**Written request**
Set each entry down verbatim, omitting images.
— START —
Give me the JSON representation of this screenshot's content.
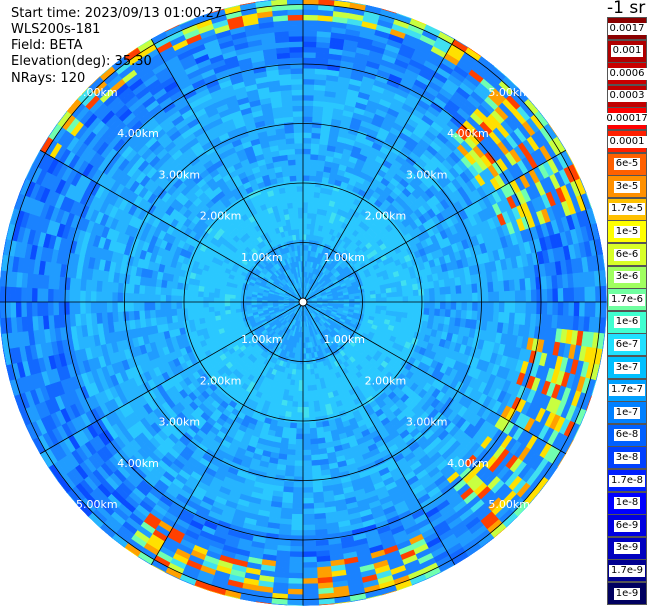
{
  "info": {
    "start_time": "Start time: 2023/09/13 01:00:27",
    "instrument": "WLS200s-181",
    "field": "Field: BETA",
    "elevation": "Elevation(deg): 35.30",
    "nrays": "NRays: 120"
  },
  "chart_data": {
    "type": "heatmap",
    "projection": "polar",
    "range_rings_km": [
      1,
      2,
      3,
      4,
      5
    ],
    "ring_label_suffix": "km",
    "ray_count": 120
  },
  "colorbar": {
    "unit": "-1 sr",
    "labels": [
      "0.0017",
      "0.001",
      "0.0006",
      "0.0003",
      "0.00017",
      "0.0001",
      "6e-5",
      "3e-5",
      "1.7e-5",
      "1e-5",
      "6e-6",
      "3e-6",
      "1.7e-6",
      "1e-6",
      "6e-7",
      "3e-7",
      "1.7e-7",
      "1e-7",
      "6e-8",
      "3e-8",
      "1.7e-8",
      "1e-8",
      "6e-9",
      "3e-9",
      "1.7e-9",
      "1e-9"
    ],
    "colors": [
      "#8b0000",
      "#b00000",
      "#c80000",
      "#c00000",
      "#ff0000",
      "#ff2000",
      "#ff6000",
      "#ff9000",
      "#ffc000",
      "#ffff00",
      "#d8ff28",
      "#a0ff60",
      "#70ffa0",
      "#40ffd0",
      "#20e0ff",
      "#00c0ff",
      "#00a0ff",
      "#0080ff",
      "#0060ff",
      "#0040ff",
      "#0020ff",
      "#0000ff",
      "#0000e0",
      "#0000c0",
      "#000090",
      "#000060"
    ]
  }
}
— END —
**Worked solution**
Give me the JSON representation of this screenshot's content.
{
  "info": {
    "start_time": "Start time: 2023/09/13 01:00:27",
    "instrument": "WLS200s-181",
    "field": "Field: BETA",
    "elevation": "Elevation(deg): 35.30",
    "nrays": "NRays: 120"
  },
  "chart_data": {
    "type": "heatmap",
    "projection": "polar",
    "range_rings_km": [
      1,
      2,
      3,
      4,
      5
    ],
    "ring_label_suffix": "km",
    "ray_count": 120
  },
  "colorbar": {
    "unit": "-1 sr",
    "labels": [
      "0.0017",
      "0.001",
      "0.0006",
      "0.0003",
      "0.00017",
      "0.0001",
      "6e-5",
      "3e-5",
      "1.7e-5",
      "1e-5",
      "6e-6",
      "3e-6",
      "1.7e-6",
      "1e-6",
      "6e-7",
      "3e-7",
      "1.7e-7",
      "1e-7",
      "6e-8",
      "3e-8",
      "1.7e-8",
      "1e-8",
      "6e-9",
      "3e-9",
      "1.7e-9",
      "1e-9"
    ],
    "colors": [
      "#8b0000",
      "#b00000",
      "#c80000",
      "#c00000",
      "#ff0000",
      "#ff2000",
      "#ff6000",
      "#ff9000",
      "#ffc000",
      "#ffff00",
      "#d8ff28",
      "#a0ff60",
      "#70ffa0",
      "#40ffd0",
      "#20e0ff",
      "#00c0ff",
      "#00a0ff",
      "#0080ff",
      "#0060ff",
      "#0040ff",
      "#0020ff",
      "#0000ff",
      "#0000e0",
      "#0000c0",
      "#000090",
      "#000060"
    ]
  }
}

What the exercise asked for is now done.